### Task requirements
Copy out every line that contains "Count".

<<<<

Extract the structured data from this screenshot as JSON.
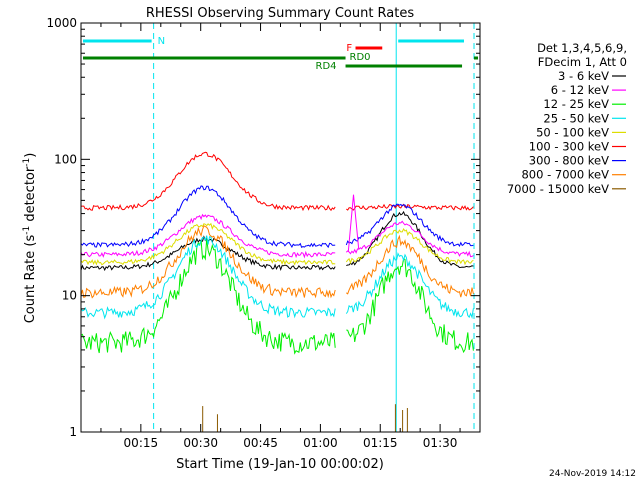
{
  "chart_data": {
    "type": "line",
    "title": "RHESSI Observing Summary Count Rates",
    "xlabel": "Start Time (19-Jan-10 00:00:02)",
    "ylabel_main": "Count Rate (s",
    "ylabel_sup1": "-1",
    "ylabel_mid": " detector",
    "ylabel_sup2": "-1",
    "ylabel_end": ")",
    "yscale": "log",
    "ylim": [
      1,
      1000
    ],
    "y_ticks": [
      {
        "v": 1,
        "label": "1"
      },
      {
        "v": 10,
        "label": "10"
      },
      {
        "v": 100,
        "label": "100"
      },
      {
        "v": 1000,
        "label": "1000"
      }
    ],
    "xlim_min": [
      0,
      100
    ],
    "x_ticks": [
      {
        "v": 15,
        "label": "00:15"
      },
      {
        "v": 30,
        "label": "00:30"
      },
      {
        "v": 45,
        "label": "00:45"
      },
      {
        "v": 60,
        "label": "01:00"
      },
      {
        "v": 75,
        "label": "01:15"
      },
      {
        "v": 90,
        "label": "01:30"
      }
    ],
    "legend_header": [
      "Det 1,3,4,5,6,9,",
      "FDecim 1, Att 0"
    ],
    "series": [
      {
        "name": "3 - 6 keV",
        "color": "#000000",
        "night": 16,
        "peak1": 26,
        "peak2": 40
      },
      {
        "name": "6 - 12 keV",
        "color": "#ff00ff",
        "night": 20,
        "peak1": 38,
        "peak2": 34
      },
      {
        "name": "12 - 25 keV",
        "color": "#00ee00",
        "night": 4.5,
        "peak1": 22,
        "peak2": 17
      },
      {
        "name": "25 - 50 keV",
        "color": "#00e5ee",
        "night": 7.5,
        "peak1": 26,
        "peak2": 19
      },
      {
        "name": "50 - 100 keV",
        "color": "#dddd00",
        "night": 17.5,
        "peak1": 33,
        "peak2": 30
      },
      {
        "name": "100 - 300 keV",
        "color": "#ff0000",
        "night": 44,
        "peak1": 110,
        "peak2": 45
      },
      {
        "name": "300 - 800 keV",
        "color": "#0000ff",
        "night": 23.5,
        "peak1": 62,
        "peak2": 46
      },
      {
        "name": "800 - 7000 keV",
        "color": "#ff8000",
        "night": 10.5,
        "peak1": 30,
        "peak2": 25
      },
      {
        "name": "7000 - 15000 keV",
        "color": "#8b5a00",
        "night": 1,
        "peak1": 1,
        "peak2": 1
      }
    ],
    "annotations": {
      "night": {
        "label": "N",
        "color": "#00e5ee"
      },
      "saa": {
        "label": "RD4",
        "color": "#008000"
      },
      "flare": {
        "label": "F",
        "color": "#ff0000"
      },
      "rd0": {
        "label": "RD0",
        "color": "#008000"
      }
    },
    "grid": false,
    "legend_position": "right"
  },
  "footer": {
    "date": "24-Nov-2019 14:12"
  }
}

>>>>

### Written solution
    "title": "RHESSI Observing Summary Count Rates",
    "ylabel_main": "Count Rate (s",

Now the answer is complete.